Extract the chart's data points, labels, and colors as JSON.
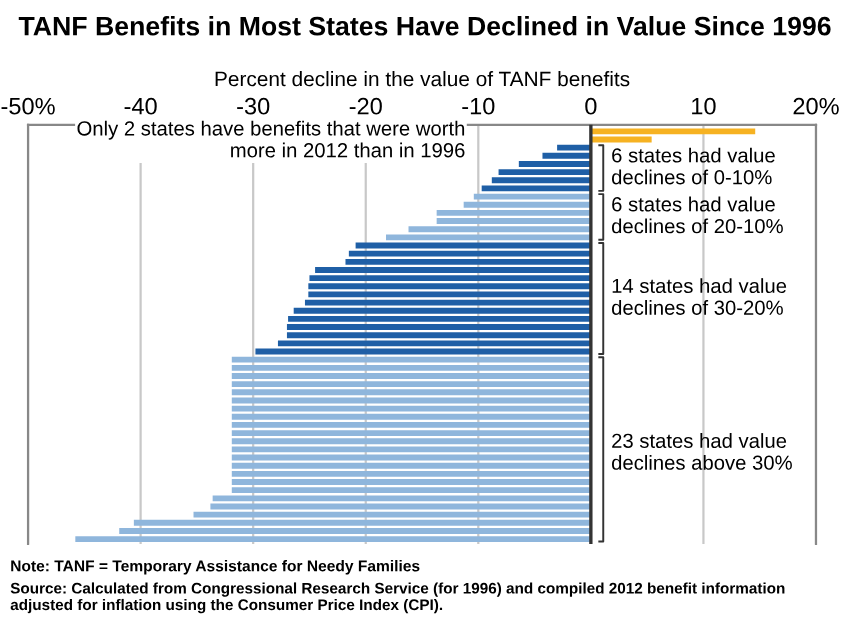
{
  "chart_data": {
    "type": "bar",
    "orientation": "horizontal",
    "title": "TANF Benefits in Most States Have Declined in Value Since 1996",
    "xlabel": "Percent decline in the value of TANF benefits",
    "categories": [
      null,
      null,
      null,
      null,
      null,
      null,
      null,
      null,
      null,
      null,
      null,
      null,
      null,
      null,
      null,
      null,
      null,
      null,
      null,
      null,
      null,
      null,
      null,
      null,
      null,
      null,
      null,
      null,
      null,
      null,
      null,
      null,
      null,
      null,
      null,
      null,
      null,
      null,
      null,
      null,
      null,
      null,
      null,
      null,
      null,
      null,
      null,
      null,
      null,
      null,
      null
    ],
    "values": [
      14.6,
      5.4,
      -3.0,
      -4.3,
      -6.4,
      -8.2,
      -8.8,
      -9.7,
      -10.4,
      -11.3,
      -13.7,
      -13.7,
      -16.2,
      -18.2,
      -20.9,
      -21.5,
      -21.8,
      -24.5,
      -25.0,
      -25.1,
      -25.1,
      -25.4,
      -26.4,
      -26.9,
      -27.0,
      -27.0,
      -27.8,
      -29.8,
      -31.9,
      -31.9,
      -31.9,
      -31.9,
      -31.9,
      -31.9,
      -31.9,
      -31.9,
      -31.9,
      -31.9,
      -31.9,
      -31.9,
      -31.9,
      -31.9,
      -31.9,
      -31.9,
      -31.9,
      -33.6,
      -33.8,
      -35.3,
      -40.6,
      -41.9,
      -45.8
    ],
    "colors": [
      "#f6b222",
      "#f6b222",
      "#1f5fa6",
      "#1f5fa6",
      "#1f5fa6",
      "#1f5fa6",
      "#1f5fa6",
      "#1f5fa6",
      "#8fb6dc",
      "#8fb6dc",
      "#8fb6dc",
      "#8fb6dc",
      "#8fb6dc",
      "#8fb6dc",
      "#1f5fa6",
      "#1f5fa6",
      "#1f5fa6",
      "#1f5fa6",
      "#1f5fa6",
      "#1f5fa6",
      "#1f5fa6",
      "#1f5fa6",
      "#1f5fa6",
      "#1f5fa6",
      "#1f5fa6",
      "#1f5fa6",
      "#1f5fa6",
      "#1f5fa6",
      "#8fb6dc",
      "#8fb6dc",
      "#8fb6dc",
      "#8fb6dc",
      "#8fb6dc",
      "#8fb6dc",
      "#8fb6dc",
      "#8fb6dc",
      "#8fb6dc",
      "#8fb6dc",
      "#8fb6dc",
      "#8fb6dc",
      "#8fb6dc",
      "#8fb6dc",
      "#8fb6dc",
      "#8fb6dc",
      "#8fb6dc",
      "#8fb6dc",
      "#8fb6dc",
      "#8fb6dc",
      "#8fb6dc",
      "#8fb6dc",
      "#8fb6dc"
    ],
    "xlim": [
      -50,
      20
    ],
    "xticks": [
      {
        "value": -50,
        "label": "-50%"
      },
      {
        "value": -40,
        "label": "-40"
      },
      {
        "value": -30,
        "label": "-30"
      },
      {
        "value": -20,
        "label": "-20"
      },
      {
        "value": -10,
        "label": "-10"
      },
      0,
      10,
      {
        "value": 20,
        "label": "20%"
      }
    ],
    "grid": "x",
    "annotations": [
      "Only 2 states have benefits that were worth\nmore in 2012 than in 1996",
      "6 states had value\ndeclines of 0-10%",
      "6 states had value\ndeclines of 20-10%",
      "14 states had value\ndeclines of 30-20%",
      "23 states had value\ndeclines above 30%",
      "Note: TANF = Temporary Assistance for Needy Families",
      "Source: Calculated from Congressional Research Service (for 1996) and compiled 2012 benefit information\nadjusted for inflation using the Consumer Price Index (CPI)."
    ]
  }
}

---

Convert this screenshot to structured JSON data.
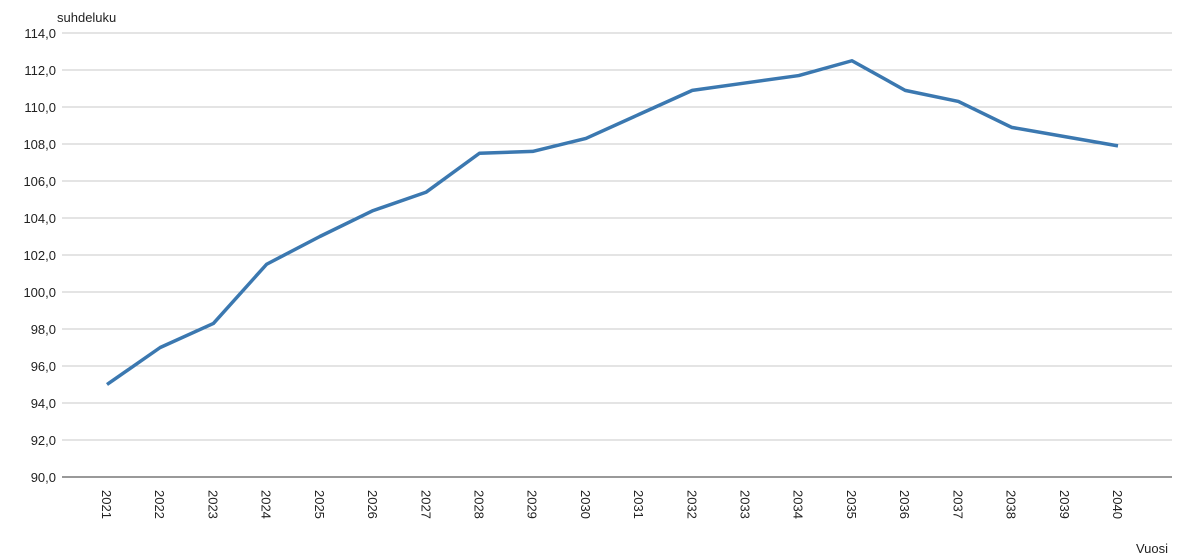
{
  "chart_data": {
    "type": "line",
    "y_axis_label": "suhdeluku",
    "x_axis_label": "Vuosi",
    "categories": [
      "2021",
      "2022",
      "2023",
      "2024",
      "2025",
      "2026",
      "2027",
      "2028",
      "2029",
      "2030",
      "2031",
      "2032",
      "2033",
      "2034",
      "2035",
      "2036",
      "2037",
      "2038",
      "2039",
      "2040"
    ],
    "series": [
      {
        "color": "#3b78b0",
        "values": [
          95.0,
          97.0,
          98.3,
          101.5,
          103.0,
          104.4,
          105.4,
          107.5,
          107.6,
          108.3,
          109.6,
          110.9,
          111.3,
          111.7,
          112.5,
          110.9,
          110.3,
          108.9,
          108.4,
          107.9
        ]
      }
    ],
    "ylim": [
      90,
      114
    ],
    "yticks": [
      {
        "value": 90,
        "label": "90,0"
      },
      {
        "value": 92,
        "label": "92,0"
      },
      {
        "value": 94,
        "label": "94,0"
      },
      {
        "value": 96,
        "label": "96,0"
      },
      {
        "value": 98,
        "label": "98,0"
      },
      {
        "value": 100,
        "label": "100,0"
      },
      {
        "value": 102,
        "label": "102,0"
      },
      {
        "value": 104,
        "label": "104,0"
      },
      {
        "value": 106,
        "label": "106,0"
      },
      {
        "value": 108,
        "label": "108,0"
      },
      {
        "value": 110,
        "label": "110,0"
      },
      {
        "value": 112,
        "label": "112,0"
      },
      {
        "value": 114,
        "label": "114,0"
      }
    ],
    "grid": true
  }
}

==

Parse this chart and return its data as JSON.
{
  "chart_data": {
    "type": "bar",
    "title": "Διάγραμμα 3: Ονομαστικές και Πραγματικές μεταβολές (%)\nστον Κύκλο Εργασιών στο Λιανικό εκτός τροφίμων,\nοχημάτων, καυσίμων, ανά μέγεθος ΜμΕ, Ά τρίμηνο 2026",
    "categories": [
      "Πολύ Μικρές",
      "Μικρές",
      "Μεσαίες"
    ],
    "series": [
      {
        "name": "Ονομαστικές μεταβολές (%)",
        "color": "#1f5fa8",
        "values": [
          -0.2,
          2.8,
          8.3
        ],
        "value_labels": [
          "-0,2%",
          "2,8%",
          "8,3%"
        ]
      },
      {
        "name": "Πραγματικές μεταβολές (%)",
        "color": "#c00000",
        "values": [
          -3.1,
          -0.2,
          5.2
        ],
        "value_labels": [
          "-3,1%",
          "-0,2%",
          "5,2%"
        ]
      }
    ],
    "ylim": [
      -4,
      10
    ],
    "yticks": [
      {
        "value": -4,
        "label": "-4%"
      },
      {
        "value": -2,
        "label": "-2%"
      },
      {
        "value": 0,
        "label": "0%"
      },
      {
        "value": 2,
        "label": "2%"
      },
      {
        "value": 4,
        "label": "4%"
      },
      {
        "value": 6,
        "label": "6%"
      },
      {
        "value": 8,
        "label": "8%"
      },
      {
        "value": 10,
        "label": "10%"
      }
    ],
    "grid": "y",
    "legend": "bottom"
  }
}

» Short task
Find the lines with the string "Ονομαστικές" and reproduce them.

» Task output
    "title": "Διάγραμμα 3: Ονομαστικές και Πραγματικές μεταβολές (%)\nστον Κύκλο Εργασιών στο Λιανικό εκτός τροφίμων,\nοχημάτων, καυσίμων, ανά μέγεθος ΜμΕ, Ά τρίμηνο 2026",
        "name": "Ονομαστικές μεταβολές (%)",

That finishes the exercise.